Task statement: Transcribe the whole listing below without changing a word, but leave out every image.

——

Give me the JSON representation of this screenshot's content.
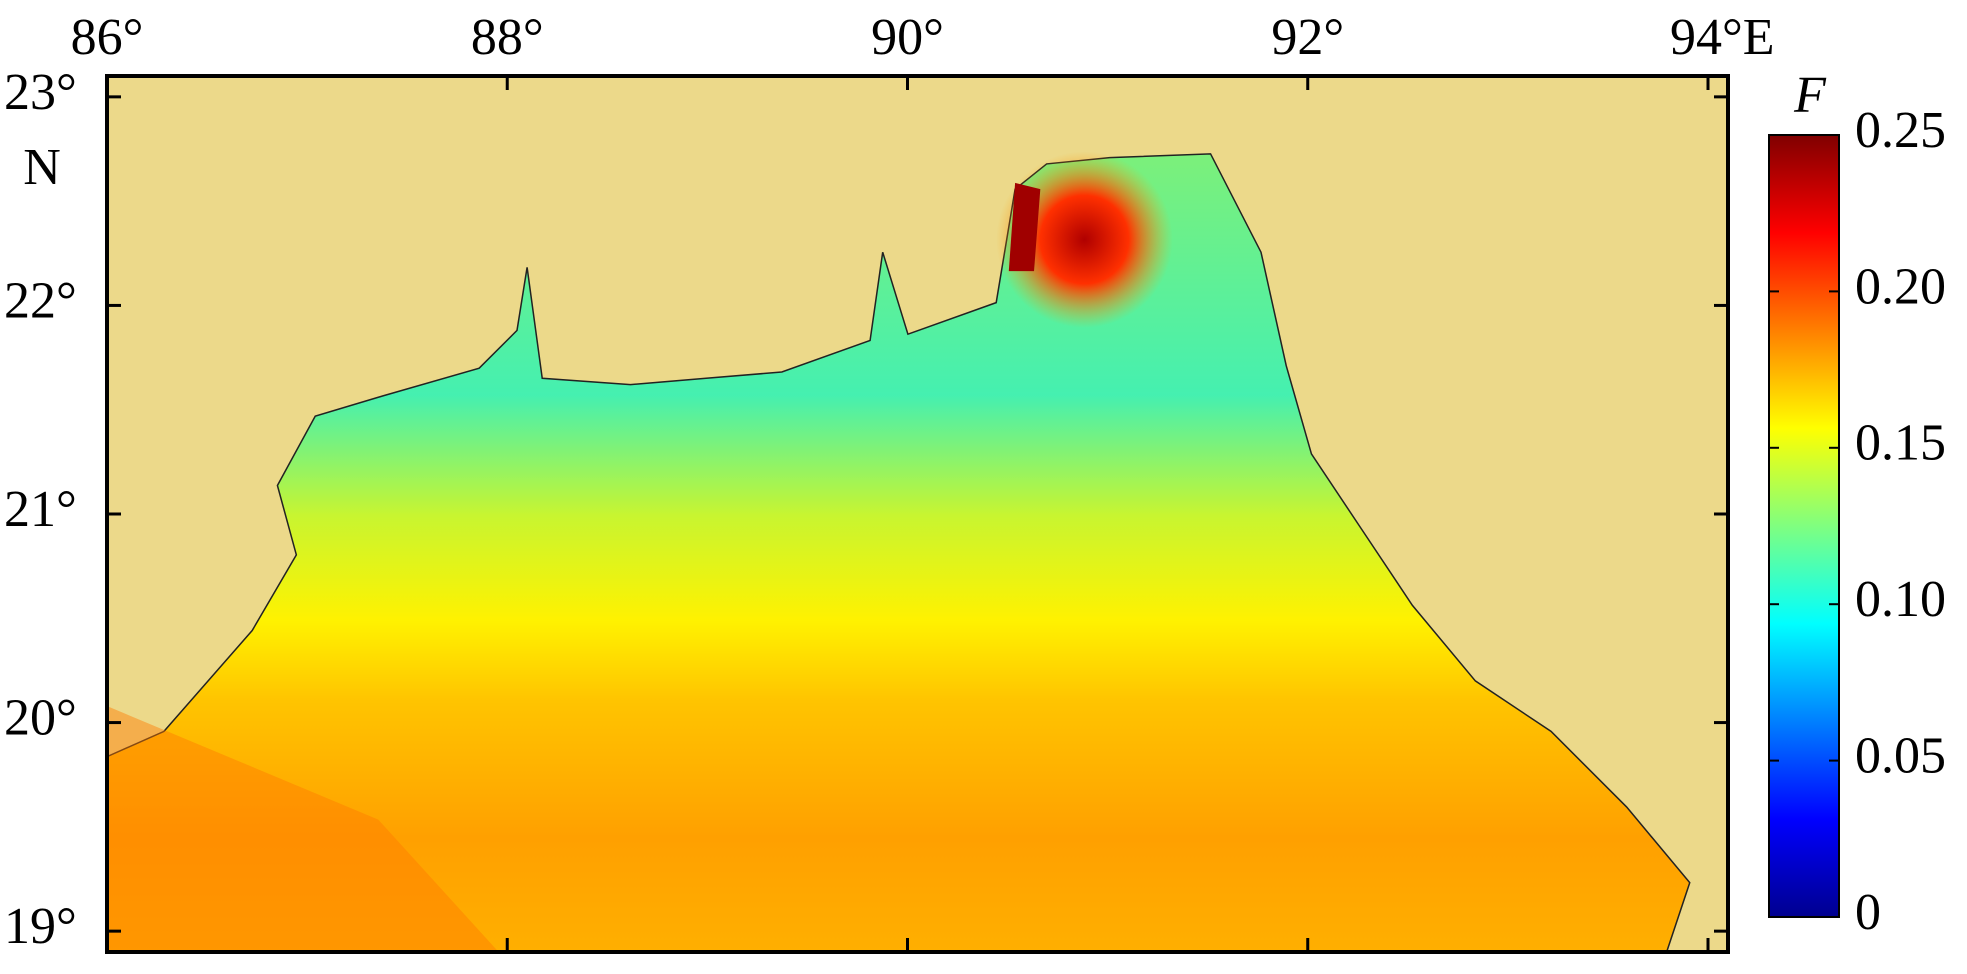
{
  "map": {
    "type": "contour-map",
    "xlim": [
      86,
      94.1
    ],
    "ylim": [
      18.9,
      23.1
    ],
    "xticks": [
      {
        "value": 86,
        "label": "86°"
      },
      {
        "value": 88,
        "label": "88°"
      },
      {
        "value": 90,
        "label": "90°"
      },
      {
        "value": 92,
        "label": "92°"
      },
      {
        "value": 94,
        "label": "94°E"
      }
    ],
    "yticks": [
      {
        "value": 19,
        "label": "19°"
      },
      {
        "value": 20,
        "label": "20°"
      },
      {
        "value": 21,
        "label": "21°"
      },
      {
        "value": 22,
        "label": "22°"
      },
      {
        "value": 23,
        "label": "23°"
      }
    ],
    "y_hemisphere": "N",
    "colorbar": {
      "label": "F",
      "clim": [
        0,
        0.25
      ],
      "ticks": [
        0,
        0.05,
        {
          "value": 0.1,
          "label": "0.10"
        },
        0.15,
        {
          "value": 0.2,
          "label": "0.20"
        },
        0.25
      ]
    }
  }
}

——

Solution to the exercise:
Give me the JSON representation of this screenshot's content.
{
  "map": {
    "type": "contour-map",
    "xlim": [
      86,
      94.1
    ],
    "ylim": [
      18.9,
      23.1
    ],
    "xticks": [
      {
        "value": 86,
        "label": "86°"
      },
      {
        "value": 88,
        "label": "88°"
      },
      {
        "value": 90,
        "label": "90°"
      },
      {
        "value": 92,
        "label": "92°"
      },
      {
        "value": 94,
        "label": "94°E"
      }
    ],
    "yticks": [
      {
        "value": 19,
        "label": "19°"
      },
      {
        "value": 20,
        "label": "20°"
      },
      {
        "value": 21,
        "label": "21°"
      },
      {
        "value": 22,
        "label": "22°"
      },
      {
        "value": 23,
        "label": "23°"
      }
    ],
    "y_hemisphere": "N",
    "colorbar": {
      "label": "F",
      "clim": [
        0,
        0.25
      ],
      "ticks": [
        0,
        0.05,
        {
          "value": 0.1,
          "label": "0.10"
        },
        0.15,
        {
          "value": 0.2,
          "label": "0.20"
        },
        0.25
      ]
    }
  }
}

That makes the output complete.